- **THE PROBLEM**: Copy the records below exactly as they are written.

── DATA FOR THE TASK ──

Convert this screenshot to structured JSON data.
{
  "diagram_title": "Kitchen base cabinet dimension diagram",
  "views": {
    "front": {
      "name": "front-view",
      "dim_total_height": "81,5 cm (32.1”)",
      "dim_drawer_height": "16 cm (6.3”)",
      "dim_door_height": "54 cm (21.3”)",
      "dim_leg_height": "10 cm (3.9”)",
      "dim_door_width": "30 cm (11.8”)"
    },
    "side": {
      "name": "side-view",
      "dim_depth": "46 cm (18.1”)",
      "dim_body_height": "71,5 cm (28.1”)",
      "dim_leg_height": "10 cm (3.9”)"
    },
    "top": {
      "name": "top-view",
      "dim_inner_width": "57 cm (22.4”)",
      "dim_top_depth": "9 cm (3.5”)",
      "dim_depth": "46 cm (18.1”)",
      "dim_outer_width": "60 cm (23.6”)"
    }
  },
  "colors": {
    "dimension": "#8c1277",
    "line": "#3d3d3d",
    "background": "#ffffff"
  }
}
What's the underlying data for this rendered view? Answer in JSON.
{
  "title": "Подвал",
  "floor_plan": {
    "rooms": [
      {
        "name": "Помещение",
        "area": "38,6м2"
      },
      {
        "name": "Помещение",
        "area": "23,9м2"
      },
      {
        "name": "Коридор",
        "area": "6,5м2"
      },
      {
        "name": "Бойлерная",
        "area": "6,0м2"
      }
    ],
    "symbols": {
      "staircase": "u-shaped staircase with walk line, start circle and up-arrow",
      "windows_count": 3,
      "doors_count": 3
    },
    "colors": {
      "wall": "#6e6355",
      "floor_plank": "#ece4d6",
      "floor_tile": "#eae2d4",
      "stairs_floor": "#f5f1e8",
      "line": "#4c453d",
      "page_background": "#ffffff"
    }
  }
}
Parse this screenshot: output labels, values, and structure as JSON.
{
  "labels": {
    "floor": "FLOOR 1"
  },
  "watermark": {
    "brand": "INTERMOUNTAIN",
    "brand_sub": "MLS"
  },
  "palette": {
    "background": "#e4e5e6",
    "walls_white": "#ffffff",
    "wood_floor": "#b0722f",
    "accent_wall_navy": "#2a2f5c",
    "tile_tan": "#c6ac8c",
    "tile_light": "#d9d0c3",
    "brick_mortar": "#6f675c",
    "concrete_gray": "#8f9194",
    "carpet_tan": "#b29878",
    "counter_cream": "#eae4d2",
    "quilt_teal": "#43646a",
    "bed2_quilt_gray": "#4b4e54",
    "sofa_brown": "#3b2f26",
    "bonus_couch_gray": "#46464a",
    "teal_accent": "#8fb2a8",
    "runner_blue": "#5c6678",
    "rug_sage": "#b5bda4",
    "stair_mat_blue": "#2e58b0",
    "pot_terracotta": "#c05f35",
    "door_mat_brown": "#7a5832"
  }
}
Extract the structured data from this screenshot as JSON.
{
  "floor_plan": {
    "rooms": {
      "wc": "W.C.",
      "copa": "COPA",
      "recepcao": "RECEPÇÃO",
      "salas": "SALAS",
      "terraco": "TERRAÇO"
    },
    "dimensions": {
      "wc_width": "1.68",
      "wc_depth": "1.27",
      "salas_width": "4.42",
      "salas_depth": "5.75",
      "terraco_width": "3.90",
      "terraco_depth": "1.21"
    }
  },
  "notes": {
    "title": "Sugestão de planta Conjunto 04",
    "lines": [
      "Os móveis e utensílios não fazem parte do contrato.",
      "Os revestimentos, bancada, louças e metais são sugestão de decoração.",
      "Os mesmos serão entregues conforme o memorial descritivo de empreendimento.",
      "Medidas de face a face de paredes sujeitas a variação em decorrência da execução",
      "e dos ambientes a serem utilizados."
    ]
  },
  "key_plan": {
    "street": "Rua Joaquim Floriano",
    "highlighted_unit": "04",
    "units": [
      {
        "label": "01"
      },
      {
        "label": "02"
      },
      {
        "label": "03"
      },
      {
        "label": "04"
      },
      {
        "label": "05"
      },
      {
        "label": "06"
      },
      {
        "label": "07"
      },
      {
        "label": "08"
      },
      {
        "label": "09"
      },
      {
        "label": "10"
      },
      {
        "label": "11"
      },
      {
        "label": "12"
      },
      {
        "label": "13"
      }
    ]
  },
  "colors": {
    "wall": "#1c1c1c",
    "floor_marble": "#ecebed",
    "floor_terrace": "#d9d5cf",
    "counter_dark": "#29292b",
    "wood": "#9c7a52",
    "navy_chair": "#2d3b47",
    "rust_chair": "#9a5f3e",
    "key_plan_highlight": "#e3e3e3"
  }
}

───

- **EXERCISE ANSWER**:
Convert this screenshot to structured JSON data.
{
  "diagram_title": "Kitchen base cabinet dimension diagram",
  "views": {
    "front": {
      "name": "front-view",
      "dim_total_height": "81,5 cm (32.1”)",
      "dim_drawer_height": "16 cm (6.3”)",
      "dim_door_height": "54 cm (21.3”)",
      "dim_leg_height": "10 cm (3.9”)",
      "dim_door_width": "30 cm (11.8”)"
    },
    "side": {
      "name": "side-view",
      "dim_depth": "46 cm (18.1”)",
      "dim_body_height": "71,5 cm (28.1”)",
      "dim_leg_height": "10 cm (3.9”)"
    },
    "top": {
      "name": "top-view",
      "dim_inner_width": "57 cm (22.4”)",
      "dim_top_depth": "9 cm (3.5”)",
      "dim_depth": "46 cm (18.1”)",
      "dim_outer_width": "60 cm (23.6”)"
    }
  },
  "colors": {
    "dimension": "#8c1277",
    "line": "#3d3d3d",
    "background": "#ffffff"
  }
}
What's the underlying data for this rendered view? Answer in JSON.
{
  "title": "Подвал",
  "floor_plan": {
    "rooms": [
      {
        "name": "Помещение",
        "area": "38,6м2"
      },
      {
        "name": "Помещение",
        "area": "23,9м2"
      },
      {
        "name": "Коридор",
        "area": "6,5м2"
      },
      {
        "name": "Бойлерная",
        "area": "6,0м2"
      }
    ],
    "symbols": {
      "staircase": "u-shaped staircase with walk line, start circle and up-arrow",
      "windows_count": 3,
      "doors_count": 3
    },
    "colors": {
      "wall": "#6e6355",
      "floor_plank": "#ece4d6",
      "floor_tile": "#eae2d4",
      "stairs_floor": "#f5f1e8",
      "line": "#4c453d",
      "page_background": "#ffffff"
    }
  }
}
Parse this screenshot: output labels, values, and structure as JSON.
{
  "labels": {
    "floor": "FLOOR 1"
  },
  "watermark": {
    "brand": "INTERMOUNTAIN",
    "brand_sub": "MLS"
  },
  "palette": {
    "background": "#e4e5e6",
    "walls_white": "#ffffff",
    "wood_floor": "#b0722f",
    "accent_wall_navy": "#2a2f5c",
    "tile_tan": "#c6ac8c",
    "tile_light": "#d9d0c3",
    "brick_mortar": "#6f675c",
    "concrete_gray": "#8f9194",
    "carpet_tan": "#b29878",
    "counter_cream": "#eae4d2",
    "quilt_teal": "#43646a",
    "bed2_quilt_gray": "#4b4e54",
    "sofa_brown": "#3b2f26",
    "bonus_couch_gray": "#46464a",
    "teal_accent": "#8fb2a8",
    "runner_blue": "#5c6678",
    "rug_sage": "#b5bda4",
    "stair_mat_blue": "#2e58b0",
    "pot_terracotta": "#c05f35",
    "door_mat_brown": "#7a5832"
  }
}
Extract the structured data from this screenshot as JSON.
{
  "floor_plan": {
    "rooms": {
      "wc": "W.C.",
      "copa": "COPA",
      "recepcao": "RECEPÇÃO",
      "salas": "SALAS",
      "terraco": "TERRAÇO"
    },
    "dimensions": {
      "wc_width": "1.68",
      "wc_depth": "1.27",
      "salas_width": "4.42",
      "salas_depth": "5.75",
      "terraco_width": "3.90",
      "terraco_depth": "1.21"
    }
  },
  "notes": {
    "title": "Sugestão de planta Conjunto 04",
    "lines": [
      "Os móveis e utensílios não fazem parte do contrato.",
      "Os revestimentos, bancada, louças e metais são sugestão de decoração.",
      "Os mesmos serão entregues conforme o memorial descritivo de empreendimento.",
      "Medidas de face a face de paredes sujeitas a variação em decorrência da execução",
      "e dos ambientes a serem utilizados."
    ]
  },
  "key_plan": {
    "street": "Rua Joaquim Floriano",
    "highlighted_unit": "04",
    "units": [
      {
        "label": "01"
      },
      {
        "label": "02"
      },
      {
        "label": "03"
      },
      {
        "label": "04"
      },
      {
        "label": "05"
      },
      {
        "label": "06"
      },
      {
        "label": "07"
      },
      {
        "label": "08"
      },
      {
        "label": "09"
      },
      {
        "label": "10"
      },
      {
        "label": "11"
      },
      {
        "label": "12"
      },
      {
        "label": "13"
      }
    ]
  },
  "colors": {
    "wall": "#1c1c1c",
    "floor_marble": "#ecebed",
    "floor_terrace": "#d9d5cf",
    "counter_dark": "#29292b",
    "wood": "#9c7a52",
    "navy_chair": "#2d3b47",
    "rust_chair": "#9a5f3e",
    "key_plan_highlight": "#e3e3e3"
  }
}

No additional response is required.